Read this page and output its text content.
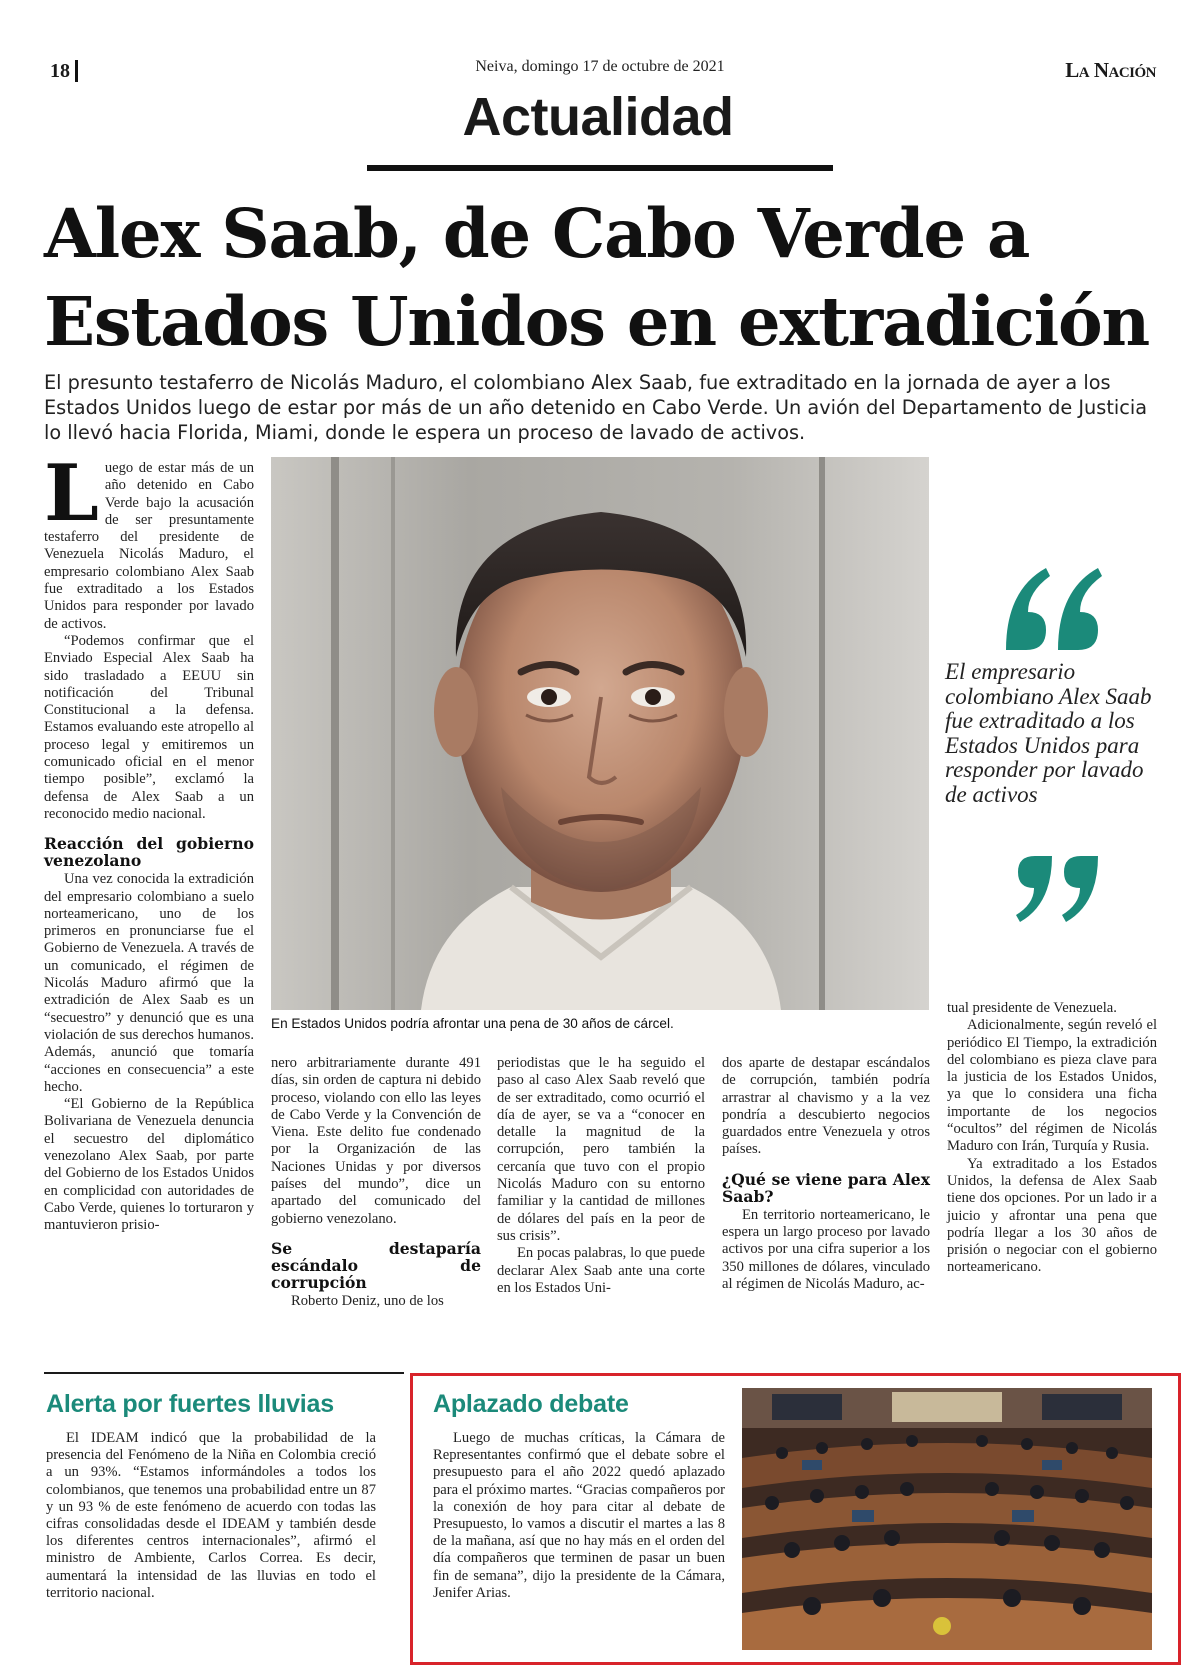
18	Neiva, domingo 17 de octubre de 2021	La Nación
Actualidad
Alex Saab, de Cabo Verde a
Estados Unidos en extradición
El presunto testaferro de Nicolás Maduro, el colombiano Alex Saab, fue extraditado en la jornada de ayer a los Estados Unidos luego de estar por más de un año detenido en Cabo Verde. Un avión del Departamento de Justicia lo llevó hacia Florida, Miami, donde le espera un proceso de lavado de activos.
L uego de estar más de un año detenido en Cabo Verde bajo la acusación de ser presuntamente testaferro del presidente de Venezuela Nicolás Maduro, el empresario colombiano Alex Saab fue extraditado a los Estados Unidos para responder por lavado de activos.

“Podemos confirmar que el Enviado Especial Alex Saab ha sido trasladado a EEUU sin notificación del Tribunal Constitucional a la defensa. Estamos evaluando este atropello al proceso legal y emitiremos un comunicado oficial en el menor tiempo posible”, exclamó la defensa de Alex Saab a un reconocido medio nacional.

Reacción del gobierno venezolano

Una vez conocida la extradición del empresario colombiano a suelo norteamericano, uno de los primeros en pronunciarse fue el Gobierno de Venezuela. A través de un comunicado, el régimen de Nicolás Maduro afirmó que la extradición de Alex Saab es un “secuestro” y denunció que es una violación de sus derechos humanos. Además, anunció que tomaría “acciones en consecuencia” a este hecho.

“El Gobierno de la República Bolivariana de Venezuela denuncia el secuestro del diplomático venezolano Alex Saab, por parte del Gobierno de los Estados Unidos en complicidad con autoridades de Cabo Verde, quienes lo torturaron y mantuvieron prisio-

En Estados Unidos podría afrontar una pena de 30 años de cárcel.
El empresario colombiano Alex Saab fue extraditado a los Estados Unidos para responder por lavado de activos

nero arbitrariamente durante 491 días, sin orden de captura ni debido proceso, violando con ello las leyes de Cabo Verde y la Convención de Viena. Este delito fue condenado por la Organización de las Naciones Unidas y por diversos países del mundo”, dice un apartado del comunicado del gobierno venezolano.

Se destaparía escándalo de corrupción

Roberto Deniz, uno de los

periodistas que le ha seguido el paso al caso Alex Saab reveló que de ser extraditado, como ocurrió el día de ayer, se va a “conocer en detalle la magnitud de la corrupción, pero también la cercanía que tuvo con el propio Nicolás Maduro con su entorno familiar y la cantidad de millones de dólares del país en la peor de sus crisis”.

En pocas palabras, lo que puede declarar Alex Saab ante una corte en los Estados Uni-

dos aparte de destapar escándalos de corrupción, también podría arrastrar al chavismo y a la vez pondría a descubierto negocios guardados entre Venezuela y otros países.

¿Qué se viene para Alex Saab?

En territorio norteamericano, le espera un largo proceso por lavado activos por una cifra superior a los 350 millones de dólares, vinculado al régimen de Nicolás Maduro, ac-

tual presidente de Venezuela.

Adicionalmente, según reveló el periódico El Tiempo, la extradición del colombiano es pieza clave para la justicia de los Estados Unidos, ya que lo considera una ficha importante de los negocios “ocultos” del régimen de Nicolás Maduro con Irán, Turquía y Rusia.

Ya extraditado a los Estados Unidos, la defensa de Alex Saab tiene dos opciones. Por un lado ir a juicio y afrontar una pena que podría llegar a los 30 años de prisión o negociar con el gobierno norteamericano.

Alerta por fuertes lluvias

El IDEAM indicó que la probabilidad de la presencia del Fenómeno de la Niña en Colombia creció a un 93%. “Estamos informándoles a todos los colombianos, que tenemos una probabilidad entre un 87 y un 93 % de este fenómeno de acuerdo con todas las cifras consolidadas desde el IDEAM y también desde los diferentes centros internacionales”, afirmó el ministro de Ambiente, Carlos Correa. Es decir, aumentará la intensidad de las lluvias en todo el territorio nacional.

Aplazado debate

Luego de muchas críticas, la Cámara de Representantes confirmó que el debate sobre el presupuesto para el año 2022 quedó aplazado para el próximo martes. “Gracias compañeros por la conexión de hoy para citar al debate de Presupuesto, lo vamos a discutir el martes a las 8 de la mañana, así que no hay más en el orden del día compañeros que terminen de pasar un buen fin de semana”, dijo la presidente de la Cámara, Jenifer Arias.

→ **Aim of the task**:
Copy every record above exactly as written, but leave out the pictures.

→ **Written answer**:
Read this page and output its text content.
18	Neiva, domingo 17 de octubre de 2021	La Nación
Actualidad
Alex Saab, de Cabo Verde a
Estados Unidos en extradición
El presunto testaferro de Nicolás Maduro, el colombiano Alex Saab, fue extraditado en la jornada de ayer a los Estados Unidos luego de estar por más de un año detenido en Cabo Verde. Un avión del Departamento de Justicia lo llevó hacia Florida, Miami, donde le espera un proceso de lavado de activos.
L uego de estar más de un año detenido en Cabo Verde bajo la acusación de ser presuntamente testaferro del presidente de Venezuela Nicolás Maduro, el empresario colombiano Alex Saab fue extraditado a los Estados Unidos para responder por lavado de activos.

“Podemos confirmar que el Enviado Especial Alex Saab ha sido trasladado a EEUU sin notificación del Tribunal Constitucional a la defensa. Estamos evaluando este atropello al proceso legal y emitiremos un comunicado oficial en el menor tiempo posible”, exclamó la defensa de Alex Saab a un reconocido medio nacional.

Reacción del gobierno venezolano

Una vez conocida la extradición del empresario colombiano a suelo norteamericano, uno de los primeros en pronunciarse fue el Gobierno de Venezuela. A través de un comunicado, el régimen de Nicolás Maduro afirmó que la extradición de Alex Saab es un “secuestro” y denunció que es una violación de sus derechos humanos. Además, anunció que tomaría “acciones en consecuencia” a este hecho.

“El Gobierno de la República Bolivariana de Venezuela denuncia el secuestro del diplomático venezolano Alex Saab, por parte del Gobierno de los Estados Unidos en complicidad con autoridades de Cabo Verde, quienes lo torturaron y mantuvieron prisio-

En Estados Unidos podría afrontar una pena de 30 años de cárcel.
El empresario colombiano Alex Saab fue extraditado a los Estados Unidos para responder por lavado de activos

nero arbitrariamente durante 491 días, sin orden de captura ni debido proceso, violando con ello las leyes de Cabo Verde y la Convención de Viena. Este delito fue condenado por la Organización de las Naciones Unidas y por diversos países del mundo”, dice un apartado del comunicado del gobierno venezolano.

Se destaparía escándalo de corrupción

Roberto Deniz, uno de los

periodistas que le ha seguido el paso al caso Alex Saab reveló que de ser extraditado, como ocurrió el día de ayer, se va a “conocer en detalle la magnitud de la corrupción, pero también la cercanía que tuvo con el propio Nicolás Maduro con su entorno familiar y la cantidad de millones de dólares del país en la peor de sus crisis”.

En pocas palabras, lo que puede declarar Alex Saab ante una corte en los Estados Uni-

dos aparte de destapar escándalos de corrupción, también podría arrastrar al chavismo y a la vez pondría a descubierto negocios guardados entre Venezuela y otros países.

¿Qué se viene para Alex Saab?

En territorio norteamericano, le espera un largo proceso por lavado activos por una cifra superior a los 350 millones de dólares, vinculado al régimen de Nicolás Maduro, ac-

tual presidente de Venezuela.

Adicionalmente, según reveló el periódico El Tiempo, la extradición del colombiano es pieza clave para la justicia de los Estados Unidos, ya que lo considera una ficha importante de los negocios “ocultos” del régimen de Nicolás Maduro con Irán, Turquía y Rusia.

Ya extraditado a los Estados Unidos, la defensa de Alex Saab tiene dos opciones. Por un lado ir a juicio y afrontar una pena que podría llegar a los 30 años de prisión o negociar con el gobierno norteamericano.

Alerta por fuertes lluvias

El IDEAM indicó que la probabilidad de la presencia del Fenómeno de la Niña en Colombia creció a un 93%. “Estamos informándoles a todos los colombianos, que tenemos una probabilidad entre un 87 y un 93 % de este fenómeno de acuerdo con todas las cifras consolidadas desde el IDEAM y también desde los diferentes centros internacionales”, afirmó el ministro de Ambiente, Carlos Correa. Es decir, aumentará la intensidad de las lluvias en todo el territorio nacional.

Aplazado debate

Luego de muchas críticas, la Cámara de Representantes confirmó que el debate sobre el presupuesto para el año 2022 quedó aplazado para el próximo martes. “Gracias compañeros por la conexión de hoy para citar al debate de Presupuesto, lo vamos a discutir el martes a las 8 de la mañana, así que no hay más en el orden del día compañeros que terminen de pasar un buen fin de semana”, dijo la presidente de la Cámara, Jenifer Arias.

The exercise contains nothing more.